_Problem description_
Skip every picture, then write out exactly the lines of the listing below from the line that contains "Output a JSON" through the final line.

#### Data ####

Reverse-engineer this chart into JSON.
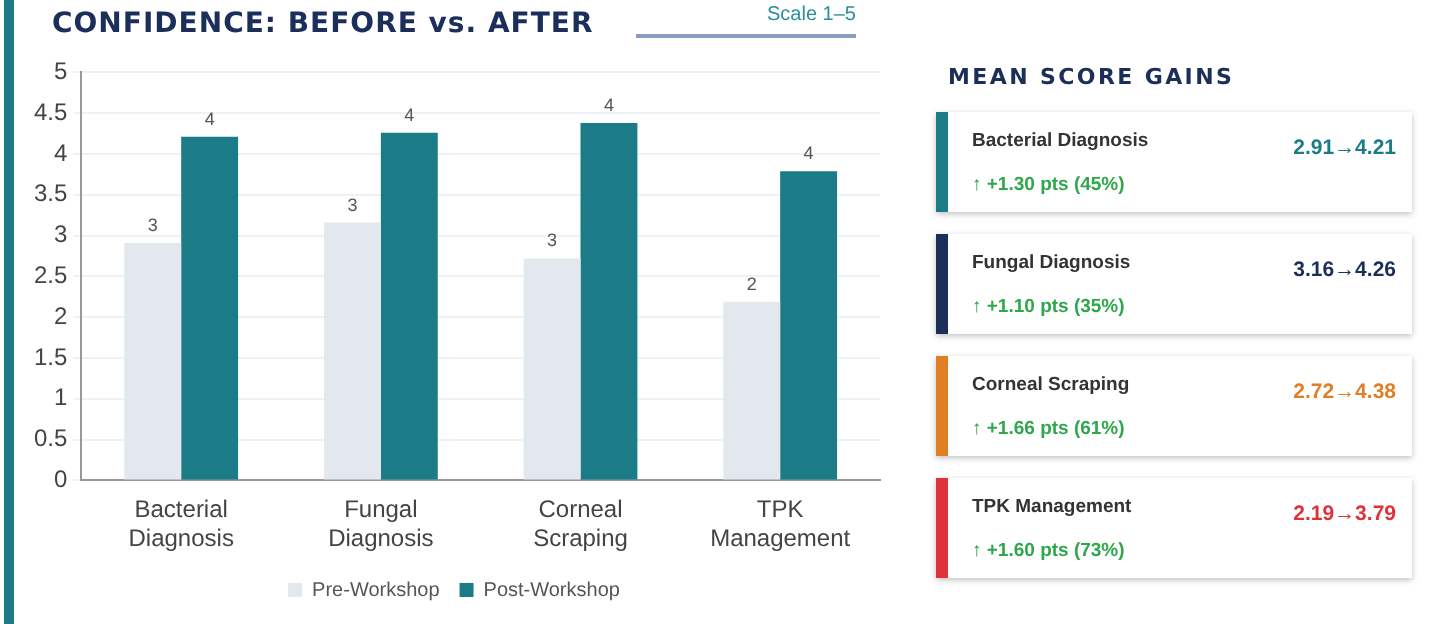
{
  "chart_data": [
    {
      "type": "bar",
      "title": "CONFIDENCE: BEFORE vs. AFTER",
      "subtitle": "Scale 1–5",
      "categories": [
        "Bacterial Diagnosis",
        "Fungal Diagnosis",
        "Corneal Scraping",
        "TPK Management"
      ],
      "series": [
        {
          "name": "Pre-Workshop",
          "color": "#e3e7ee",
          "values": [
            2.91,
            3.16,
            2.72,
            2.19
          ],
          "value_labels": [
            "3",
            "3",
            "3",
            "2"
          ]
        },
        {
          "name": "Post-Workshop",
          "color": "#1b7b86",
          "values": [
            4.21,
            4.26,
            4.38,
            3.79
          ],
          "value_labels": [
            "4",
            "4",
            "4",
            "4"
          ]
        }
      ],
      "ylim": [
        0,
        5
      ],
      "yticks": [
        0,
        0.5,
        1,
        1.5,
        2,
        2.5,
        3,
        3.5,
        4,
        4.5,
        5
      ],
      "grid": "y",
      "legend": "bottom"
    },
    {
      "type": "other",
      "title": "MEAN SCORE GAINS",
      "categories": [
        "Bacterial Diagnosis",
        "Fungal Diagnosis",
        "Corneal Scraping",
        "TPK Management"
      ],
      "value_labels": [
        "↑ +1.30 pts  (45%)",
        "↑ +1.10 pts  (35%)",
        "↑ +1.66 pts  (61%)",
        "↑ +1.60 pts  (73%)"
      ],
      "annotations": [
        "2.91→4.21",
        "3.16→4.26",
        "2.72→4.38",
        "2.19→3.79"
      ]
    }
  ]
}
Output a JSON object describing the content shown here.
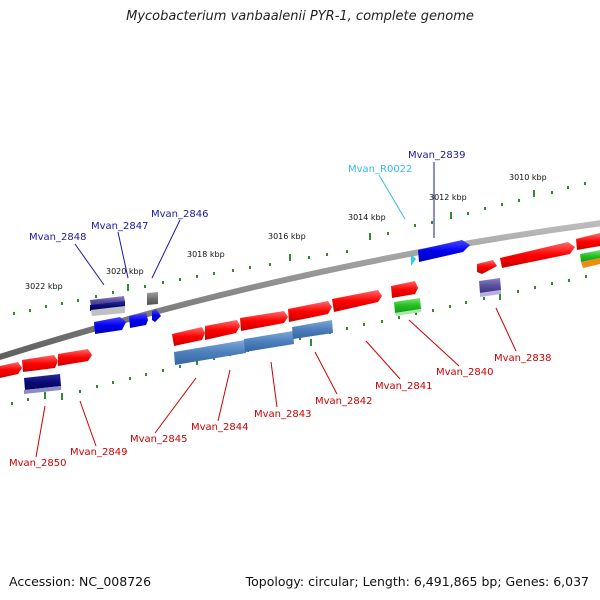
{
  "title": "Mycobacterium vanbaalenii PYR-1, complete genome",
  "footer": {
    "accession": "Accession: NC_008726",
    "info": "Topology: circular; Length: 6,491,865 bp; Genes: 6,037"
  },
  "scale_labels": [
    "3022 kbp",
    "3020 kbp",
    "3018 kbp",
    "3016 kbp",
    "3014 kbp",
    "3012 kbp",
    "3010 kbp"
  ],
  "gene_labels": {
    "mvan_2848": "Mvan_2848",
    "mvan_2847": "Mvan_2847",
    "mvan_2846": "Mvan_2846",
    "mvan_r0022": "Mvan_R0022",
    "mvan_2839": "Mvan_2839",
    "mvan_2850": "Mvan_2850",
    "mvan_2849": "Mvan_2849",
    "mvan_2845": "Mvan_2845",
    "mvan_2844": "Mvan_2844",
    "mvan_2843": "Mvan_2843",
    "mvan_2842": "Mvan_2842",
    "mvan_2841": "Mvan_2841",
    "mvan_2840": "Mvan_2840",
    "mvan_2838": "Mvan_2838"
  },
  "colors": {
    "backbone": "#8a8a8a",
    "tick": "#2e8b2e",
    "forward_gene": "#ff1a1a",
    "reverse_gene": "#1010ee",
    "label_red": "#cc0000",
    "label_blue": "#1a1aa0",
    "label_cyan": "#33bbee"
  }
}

####

_Answer to this exercise_
Output a JSON object describing the content shown here.
{
  "title": "Mycobacterium vanbaalenii PYR-1, complete genome",
  "footer": {
    "accession": "Accession: NC_008726",
    "info": "Topology: circular; Length: 6,491,865 bp; Genes: 6,037"
  },
  "scale_labels": [
    "3022 kbp",
    "3020 kbp",
    "3018 kbp",
    "3016 kbp",
    "3014 kbp",
    "3012 kbp",
    "3010 kbp"
  ],
  "gene_labels": {
    "mvan_2848": "Mvan_2848",
    "mvan_2847": "Mvan_2847",
    "mvan_2846": "Mvan_2846",
    "mvan_r0022": "Mvan_R0022",
    "mvan_2839": "Mvan_2839",
    "mvan_2850": "Mvan_2850",
    "mvan_2849": "Mvan_2849",
    "mvan_2845": "Mvan_2845",
    "mvan_2844": "Mvan_2844",
    "mvan_2843": "Mvan_2843",
    "mvan_2842": "Mvan_2842",
    "mvan_2841": "Mvan_2841",
    "mvan_2840": "Mvan_2840",
    "mvan_2838": "Mvan_2838"
  },
  "colors": {
    "backbone": "#8a8a8a",
    "tick": "#2e8b2e",
    "forward_gene": "#ff1a1a",
    "reverse_gene": "#1010ee",
    "label_red": "#cc0000",
    "label_blue": "#1a1aa0",
    "label_cyan": "#33bbee"
  }
}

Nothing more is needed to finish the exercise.